Problem details: Sort through the data and copy the lines holding the word "المسلمين".

Data records:
* Begin *
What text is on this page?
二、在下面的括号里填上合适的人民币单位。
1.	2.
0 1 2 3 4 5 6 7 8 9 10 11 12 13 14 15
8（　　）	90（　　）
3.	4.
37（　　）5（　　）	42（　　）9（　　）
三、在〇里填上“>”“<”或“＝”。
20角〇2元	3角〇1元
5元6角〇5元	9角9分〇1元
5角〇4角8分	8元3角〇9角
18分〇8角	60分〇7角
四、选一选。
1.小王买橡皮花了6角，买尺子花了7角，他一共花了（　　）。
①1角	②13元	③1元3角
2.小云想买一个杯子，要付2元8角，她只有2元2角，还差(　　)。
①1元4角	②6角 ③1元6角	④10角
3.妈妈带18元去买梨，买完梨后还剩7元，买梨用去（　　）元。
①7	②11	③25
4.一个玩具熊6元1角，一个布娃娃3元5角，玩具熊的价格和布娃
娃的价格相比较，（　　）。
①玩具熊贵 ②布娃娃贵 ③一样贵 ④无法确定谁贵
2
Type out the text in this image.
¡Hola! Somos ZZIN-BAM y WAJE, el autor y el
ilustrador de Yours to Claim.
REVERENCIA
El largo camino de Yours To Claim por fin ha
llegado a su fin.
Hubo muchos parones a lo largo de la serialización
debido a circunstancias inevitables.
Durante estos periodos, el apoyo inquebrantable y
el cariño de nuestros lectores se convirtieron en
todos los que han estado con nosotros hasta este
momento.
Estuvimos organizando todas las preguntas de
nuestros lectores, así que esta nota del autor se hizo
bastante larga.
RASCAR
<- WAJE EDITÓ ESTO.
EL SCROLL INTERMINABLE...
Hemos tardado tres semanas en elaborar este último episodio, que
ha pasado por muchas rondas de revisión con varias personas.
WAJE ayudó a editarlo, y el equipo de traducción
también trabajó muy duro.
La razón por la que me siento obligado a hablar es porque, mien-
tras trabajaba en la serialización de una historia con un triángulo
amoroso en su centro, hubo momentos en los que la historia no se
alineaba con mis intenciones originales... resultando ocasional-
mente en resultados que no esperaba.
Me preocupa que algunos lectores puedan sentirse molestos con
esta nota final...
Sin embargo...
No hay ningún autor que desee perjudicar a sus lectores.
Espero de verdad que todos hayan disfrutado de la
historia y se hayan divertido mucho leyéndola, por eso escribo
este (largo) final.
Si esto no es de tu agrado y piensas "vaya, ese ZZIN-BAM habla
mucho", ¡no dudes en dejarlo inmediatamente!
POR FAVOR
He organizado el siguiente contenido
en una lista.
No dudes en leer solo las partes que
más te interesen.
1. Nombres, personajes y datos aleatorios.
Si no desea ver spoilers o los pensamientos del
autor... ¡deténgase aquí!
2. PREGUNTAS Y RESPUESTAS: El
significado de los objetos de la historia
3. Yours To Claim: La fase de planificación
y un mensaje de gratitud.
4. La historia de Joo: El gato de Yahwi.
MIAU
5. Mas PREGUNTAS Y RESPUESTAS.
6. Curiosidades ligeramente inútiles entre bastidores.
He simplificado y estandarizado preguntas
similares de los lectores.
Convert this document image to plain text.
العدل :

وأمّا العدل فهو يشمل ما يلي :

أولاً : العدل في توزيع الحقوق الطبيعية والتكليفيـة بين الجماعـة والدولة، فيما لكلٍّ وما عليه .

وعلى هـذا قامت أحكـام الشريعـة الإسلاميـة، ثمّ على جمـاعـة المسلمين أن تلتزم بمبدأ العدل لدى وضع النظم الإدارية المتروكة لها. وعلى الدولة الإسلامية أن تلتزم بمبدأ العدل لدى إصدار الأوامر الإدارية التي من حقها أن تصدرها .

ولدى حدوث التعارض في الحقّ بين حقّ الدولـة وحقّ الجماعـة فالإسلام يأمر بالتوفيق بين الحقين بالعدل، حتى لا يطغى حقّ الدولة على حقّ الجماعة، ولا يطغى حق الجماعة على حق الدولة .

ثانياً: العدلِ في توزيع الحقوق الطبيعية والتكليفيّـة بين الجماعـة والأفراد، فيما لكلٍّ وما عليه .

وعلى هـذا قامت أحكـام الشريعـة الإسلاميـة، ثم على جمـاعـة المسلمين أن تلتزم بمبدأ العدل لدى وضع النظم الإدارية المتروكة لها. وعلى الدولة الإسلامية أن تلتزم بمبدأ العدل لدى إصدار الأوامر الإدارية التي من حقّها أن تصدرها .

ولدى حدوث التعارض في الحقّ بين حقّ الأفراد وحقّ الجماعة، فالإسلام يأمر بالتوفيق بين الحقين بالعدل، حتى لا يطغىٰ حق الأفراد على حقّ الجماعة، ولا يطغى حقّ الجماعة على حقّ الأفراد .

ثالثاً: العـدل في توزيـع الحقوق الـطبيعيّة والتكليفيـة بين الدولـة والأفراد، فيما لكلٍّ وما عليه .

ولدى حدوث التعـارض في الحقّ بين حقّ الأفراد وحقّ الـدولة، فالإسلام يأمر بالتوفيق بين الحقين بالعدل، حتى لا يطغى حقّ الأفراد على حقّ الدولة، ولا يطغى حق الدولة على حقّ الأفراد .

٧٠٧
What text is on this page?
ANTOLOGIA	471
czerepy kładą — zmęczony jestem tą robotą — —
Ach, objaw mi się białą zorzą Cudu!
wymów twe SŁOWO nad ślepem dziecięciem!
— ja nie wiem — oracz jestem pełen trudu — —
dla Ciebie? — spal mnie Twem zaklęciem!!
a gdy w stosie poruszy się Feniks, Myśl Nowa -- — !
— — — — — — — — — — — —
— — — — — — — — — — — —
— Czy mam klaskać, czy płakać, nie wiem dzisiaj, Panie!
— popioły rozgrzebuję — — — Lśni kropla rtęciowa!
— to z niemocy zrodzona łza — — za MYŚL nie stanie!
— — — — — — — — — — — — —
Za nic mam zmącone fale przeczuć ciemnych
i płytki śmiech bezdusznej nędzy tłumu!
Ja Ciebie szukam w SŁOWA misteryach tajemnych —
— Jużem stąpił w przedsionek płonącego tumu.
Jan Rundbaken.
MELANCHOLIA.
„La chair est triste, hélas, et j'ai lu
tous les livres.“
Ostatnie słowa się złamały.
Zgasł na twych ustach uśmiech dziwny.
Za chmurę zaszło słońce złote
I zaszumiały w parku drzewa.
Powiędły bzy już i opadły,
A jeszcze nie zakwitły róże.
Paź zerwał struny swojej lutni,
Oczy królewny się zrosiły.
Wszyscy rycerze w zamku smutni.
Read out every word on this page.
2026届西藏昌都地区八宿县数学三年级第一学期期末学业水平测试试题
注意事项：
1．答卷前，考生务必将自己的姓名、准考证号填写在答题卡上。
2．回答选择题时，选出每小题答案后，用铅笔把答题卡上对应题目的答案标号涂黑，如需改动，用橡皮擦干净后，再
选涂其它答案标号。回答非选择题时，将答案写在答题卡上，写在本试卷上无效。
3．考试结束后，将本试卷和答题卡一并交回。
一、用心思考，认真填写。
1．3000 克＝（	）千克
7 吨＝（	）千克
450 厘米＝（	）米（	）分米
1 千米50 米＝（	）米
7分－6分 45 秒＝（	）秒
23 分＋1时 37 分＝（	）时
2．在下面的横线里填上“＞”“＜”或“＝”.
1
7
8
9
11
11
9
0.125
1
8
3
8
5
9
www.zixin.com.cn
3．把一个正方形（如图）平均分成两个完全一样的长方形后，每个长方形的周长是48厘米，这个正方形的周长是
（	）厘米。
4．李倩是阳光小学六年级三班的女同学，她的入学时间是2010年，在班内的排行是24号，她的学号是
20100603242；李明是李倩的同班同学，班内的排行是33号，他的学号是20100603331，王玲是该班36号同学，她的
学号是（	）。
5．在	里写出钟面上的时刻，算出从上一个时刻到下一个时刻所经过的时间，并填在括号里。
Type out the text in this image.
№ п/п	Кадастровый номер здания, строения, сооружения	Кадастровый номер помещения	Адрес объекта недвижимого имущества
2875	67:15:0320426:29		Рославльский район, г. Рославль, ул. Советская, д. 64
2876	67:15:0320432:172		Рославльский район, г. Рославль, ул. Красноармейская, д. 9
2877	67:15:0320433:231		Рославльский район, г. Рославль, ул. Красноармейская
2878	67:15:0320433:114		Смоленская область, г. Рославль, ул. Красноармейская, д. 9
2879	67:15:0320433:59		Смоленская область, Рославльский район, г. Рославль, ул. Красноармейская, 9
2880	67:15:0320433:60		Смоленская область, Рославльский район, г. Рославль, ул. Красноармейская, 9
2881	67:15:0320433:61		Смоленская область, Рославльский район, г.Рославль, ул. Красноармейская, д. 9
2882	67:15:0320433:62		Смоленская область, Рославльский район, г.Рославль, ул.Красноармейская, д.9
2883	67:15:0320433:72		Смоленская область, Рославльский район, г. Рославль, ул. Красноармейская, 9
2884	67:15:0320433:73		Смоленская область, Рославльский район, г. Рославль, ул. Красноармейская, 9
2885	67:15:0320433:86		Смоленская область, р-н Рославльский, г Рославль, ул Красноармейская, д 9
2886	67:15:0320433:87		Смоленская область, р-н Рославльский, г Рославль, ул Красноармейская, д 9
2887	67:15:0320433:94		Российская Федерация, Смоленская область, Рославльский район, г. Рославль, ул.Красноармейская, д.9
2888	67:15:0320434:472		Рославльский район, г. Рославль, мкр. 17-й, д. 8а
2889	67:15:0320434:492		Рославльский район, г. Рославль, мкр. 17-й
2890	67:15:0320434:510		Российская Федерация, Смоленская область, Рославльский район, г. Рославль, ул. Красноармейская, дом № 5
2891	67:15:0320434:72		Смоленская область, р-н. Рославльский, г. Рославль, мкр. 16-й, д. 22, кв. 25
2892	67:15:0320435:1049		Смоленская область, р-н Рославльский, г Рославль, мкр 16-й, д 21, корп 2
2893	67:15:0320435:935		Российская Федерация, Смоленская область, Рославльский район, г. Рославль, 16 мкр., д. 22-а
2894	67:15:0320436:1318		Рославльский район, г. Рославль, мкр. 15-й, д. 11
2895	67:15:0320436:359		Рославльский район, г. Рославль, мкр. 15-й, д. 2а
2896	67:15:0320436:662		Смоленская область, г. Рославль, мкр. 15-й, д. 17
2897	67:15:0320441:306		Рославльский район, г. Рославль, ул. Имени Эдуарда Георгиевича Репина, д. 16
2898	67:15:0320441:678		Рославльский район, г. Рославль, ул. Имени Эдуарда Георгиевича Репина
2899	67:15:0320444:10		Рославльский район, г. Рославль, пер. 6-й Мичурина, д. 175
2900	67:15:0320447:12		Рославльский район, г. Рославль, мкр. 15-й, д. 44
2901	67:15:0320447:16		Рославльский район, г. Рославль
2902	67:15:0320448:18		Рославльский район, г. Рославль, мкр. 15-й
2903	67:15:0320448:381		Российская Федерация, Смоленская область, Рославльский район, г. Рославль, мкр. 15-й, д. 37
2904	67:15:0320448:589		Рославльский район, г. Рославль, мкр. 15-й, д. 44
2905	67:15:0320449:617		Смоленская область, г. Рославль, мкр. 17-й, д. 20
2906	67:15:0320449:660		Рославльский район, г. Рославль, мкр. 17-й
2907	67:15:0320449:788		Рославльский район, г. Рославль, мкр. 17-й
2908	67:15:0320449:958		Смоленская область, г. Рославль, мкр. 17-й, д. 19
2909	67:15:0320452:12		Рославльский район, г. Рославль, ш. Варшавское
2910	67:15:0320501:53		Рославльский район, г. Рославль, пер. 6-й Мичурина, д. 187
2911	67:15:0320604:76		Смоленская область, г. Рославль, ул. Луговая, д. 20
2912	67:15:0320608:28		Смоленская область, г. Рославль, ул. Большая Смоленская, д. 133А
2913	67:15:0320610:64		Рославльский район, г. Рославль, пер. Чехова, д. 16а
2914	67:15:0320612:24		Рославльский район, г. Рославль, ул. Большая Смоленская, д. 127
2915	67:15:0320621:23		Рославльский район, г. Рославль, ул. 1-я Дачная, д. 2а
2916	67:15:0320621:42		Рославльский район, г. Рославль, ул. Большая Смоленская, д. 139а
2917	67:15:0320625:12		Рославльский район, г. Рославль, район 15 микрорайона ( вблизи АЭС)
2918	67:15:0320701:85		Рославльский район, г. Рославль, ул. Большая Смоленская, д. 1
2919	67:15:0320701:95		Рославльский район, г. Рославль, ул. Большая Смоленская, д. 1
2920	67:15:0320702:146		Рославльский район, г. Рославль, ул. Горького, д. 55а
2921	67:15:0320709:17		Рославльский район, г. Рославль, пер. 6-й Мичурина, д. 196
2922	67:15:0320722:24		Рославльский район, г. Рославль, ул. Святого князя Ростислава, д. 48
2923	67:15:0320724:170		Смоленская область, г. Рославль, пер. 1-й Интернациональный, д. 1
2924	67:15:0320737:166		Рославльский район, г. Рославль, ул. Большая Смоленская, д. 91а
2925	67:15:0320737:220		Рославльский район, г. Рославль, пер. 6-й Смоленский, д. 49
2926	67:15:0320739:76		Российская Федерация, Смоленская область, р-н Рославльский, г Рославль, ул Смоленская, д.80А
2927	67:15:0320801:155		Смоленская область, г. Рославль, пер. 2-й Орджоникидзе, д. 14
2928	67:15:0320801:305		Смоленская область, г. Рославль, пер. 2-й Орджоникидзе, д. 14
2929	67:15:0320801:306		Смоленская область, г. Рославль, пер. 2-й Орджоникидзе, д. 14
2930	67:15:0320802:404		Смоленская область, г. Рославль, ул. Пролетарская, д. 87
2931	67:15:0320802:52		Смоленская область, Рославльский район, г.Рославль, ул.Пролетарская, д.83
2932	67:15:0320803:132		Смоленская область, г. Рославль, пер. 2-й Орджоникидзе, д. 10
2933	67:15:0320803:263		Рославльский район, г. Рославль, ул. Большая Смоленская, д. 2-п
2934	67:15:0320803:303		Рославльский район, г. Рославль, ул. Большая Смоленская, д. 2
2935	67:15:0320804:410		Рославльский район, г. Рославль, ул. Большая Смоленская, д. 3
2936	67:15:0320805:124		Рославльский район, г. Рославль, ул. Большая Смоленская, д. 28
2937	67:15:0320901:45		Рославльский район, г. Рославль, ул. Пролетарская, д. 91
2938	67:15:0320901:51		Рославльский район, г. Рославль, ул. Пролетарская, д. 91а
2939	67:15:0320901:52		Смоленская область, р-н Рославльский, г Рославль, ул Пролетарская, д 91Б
* End *
The reply:
وعلى هـذا قامت أحكـام الشريعـة الإسلاميـة، ثمّ على جمـاعـة المسلمين أن تلتزم بمبدأ العدل لدى وضع النظم الإدارية المتروكة لها. وعلى الدولة الإسلامية أن تلتزم بمبدأ العدل لدى إصدار الأوامر الإدارية التي من حقها أن تصدرها .
وعلى هـذا قامت أحكـام الشريعـة الإسلاميـة، ثم على جمـاعـة المسلمين أن تلتزم بمبدأ العدل لدى وضع النظم الإدارية المتروكة لها. وعلى الدولة الإسلامية أن تلتزم بمبدأ العدل لدى إصدار الأوامر الإدارية التي من حقّها أن تصدرها .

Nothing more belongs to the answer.